(DATA FOR THIS TASK)
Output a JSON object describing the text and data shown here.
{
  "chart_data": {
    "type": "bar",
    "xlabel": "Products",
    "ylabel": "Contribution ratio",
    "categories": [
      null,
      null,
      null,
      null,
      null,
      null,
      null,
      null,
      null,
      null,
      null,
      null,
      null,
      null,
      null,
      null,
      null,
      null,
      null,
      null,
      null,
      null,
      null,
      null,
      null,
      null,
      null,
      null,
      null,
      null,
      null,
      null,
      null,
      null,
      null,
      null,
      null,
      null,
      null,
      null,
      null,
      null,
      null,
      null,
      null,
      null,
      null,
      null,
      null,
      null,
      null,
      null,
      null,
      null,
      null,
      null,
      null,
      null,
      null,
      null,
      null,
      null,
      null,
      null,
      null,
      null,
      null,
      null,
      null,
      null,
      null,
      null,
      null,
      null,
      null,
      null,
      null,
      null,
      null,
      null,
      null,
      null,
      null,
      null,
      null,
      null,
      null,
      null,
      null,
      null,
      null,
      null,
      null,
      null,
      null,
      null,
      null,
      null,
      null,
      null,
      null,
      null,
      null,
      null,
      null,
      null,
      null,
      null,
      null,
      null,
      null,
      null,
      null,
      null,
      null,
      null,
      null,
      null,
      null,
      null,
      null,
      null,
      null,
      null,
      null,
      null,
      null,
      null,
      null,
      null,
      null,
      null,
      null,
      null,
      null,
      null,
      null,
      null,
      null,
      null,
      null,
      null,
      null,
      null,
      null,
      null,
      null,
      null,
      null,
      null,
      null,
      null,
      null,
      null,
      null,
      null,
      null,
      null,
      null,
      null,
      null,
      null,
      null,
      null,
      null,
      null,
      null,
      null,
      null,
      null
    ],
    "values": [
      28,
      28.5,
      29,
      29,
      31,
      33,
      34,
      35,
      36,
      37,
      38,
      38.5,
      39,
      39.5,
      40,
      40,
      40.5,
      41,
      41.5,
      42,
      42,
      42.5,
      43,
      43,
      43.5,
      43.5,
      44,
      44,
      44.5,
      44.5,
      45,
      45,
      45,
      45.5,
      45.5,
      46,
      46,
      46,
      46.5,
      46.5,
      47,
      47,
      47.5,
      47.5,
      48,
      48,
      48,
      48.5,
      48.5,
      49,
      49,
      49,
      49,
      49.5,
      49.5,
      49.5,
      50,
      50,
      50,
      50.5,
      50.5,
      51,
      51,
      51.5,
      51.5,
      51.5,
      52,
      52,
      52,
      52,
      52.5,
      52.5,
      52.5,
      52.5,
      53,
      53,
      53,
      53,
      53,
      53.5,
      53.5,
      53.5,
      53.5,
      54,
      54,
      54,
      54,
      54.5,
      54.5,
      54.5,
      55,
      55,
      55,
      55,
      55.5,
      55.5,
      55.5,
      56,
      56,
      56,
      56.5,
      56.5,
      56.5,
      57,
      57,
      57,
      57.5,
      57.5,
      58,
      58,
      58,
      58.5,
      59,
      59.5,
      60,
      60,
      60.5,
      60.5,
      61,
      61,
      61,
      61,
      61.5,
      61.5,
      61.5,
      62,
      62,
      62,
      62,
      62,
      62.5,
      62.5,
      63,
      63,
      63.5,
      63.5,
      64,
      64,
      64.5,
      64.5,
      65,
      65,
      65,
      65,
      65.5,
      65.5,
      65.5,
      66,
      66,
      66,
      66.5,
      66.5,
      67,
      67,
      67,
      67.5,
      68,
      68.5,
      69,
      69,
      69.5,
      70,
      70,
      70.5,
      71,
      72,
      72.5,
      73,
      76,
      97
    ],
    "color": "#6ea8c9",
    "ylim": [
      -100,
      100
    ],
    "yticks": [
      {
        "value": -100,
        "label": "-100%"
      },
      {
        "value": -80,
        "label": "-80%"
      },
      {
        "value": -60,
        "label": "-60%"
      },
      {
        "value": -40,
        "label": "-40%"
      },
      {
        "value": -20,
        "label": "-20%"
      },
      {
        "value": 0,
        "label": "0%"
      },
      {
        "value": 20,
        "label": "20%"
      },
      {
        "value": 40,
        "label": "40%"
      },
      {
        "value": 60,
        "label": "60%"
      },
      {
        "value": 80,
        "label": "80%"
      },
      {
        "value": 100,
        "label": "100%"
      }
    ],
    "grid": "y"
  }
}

(JOB) Transcribe all of the lines in the records precisely.

(ANSWER BELOW)
Output a JSON object describing the text and data shown here.
{
  "chart_data": {
    "type": "bar",
    "xlabel": "Products",
    "ylabel": "Contribution ratio",
    "categories": [
      null,
      null,
      null,
      null,
      null,
      null,
      null,
      null,
      null,
      null,
      null,
      null,
      null,
      null,
      null,
      null,
      null,
      null,
      null,
      null,
      null,
      null,
      null,
      null,
      null,
      null,
      null,
      null,
      null,
      null,
      null,
      null,
      null,
      null,
      null,
      null,
      null,
      null,
      null,
      null,
      null,
      null,
      null,
      null,
      null,
      null,
      null,
      null,
      null,
      null,
      null,
      null,
      null,
      null,
      null,
      null,
      null,
      null,
      null,
      null,
      null,
      null,
      null,
      null,
      null,
      null,
      null,
      null,
      null,
      null,
      null,
      null,
      null,
      null,
      null,
      null,
      null,
      null,
      null,
      null,
      null,
      null,
      null,
      null,
      null,
      null,
      null,
      null,
      null,
      null,
      null,
      null,
      null,
      null,
      null,
      null,
      null,
      null,
      null,
      null,
      null,
      null,
      null,
      null,
      null,
      null,
      null,
      null,
      null,
      null,
      null,
      null,
      null,
      null,
      null,
      null,
      null,
      null,
      null,
      null,
      null,
      null,
      null,
      null,
      null,
      null,
      null,
      null,
      null,
      null,
      null,
      null,
      null,
      null,
      null,
      null,
      null,
      null,
      null,
      null,
      null,
      null,
      null,
      null,
      null,
      null,
      null,
      null,
      null,
      null,
      null,
      null,
      null,
      null,
      null,
      null,
      null,
      null,
      null,
      null,
      null,
      null,
      null,
      null,
      null,
      null,
      null,
      null,
      null,
      null
    ],
    "values": [
      28,
      28.5,
      29,
      29,
      31,
      33,
      34,
      35,
      36,
      37,
      38,
      38.5,
      39,
      39.5,
      40,
      40,
      40.5,
      41,
      41.5,
      42,
      42,
      42.5,
      43,
      43,
      43.5,
      43.5,
      44,
      44,
      44.5,
      44.5,
      45,
      45,
      45,
      45.5,
      45.5,
      46,
      46,
      46,
      46.5,
      46.5,
      47,
      47,
      47.5,
      47.5,
      48,
      48,
      48,
      48.5,
      48.5,
      49,
      49,
      49,
      49,
      49.5,
      49.5,
      49.5,
      50,
      50,
      50,
      50.5,
      50.5,
      51,
      51,
      51.5,
      51.5,
      51.5,
      52,
      52,
      52,
      52,
      52.5,
      52.5,
      52.5,
      52.5,
      53,
      53,
      53,
      53,
      53,
      53.5,
      53.5,
      53.5,
      53.5,
      54,
      54,
      54,
      54,
      54.5,
      54.5,
      54.5,
      55,
      55,
      55,
      55,
      55.5,
      55.5,
      55.5,
      56,
      56,
      56,
      56.5,
      56.5,
      56.5,
      57,
      57,
      57,
      57.5,
      57.5,
      58,
      58,
      58,
      58.5,
      59,
      59.5,
      60,
      60,
      60.5,
      60.5,
      61,
      61,
      61,
      61,
      61.5,
      61.5,
      61.5,
      62,
      62,
      62,
      62,
      62,
      62.5,
      62.5,
      63,
      63,
      63.5,
      63.5,
      64,
      64,
      64.5,
      64.5,
      65,
      65,
      65,
      65,
      65.5,
      65.5,
      65.5,
      66,
      66,
      66,
      66.5,
      66.5,
      67,
      67,
      67,
      67.5,
      68,
      68.5,
      69,
      69,
      69.5,
      70,
      70,
      70.5,
      71,
      72,
      72.5,
      73,
      76,
      97
    ],
    "color": "#6ea8c9",
    "ylim": [
      -100,
      100
    ],
    "yticks": [
      {
        "value": -100,
        "label": "-100%"
      },
      {
        "value": -80,
        "label": "-80%"
      },
      {
        "value": -60,
        "label": "-60%"
      },
      {
        "value": -40,
        "label": "-40%"
      },
      {
        "value": -20,
        "label": "-20%"
      },
      {
        "value": 0,
        "label": "0%"
      },
      {
        "value": 20,
        "label": "20%"
      },
      {
        "value": 40,
        "label": "40%"
      },
      {
        "value": 60,
        "label": "60%"
      },
      {
        "value": 80,
        "label": "80%"
      },
      {
        "value": 100,
        "label": "100%"
      }
    ],
    "grid": "y"
  }
}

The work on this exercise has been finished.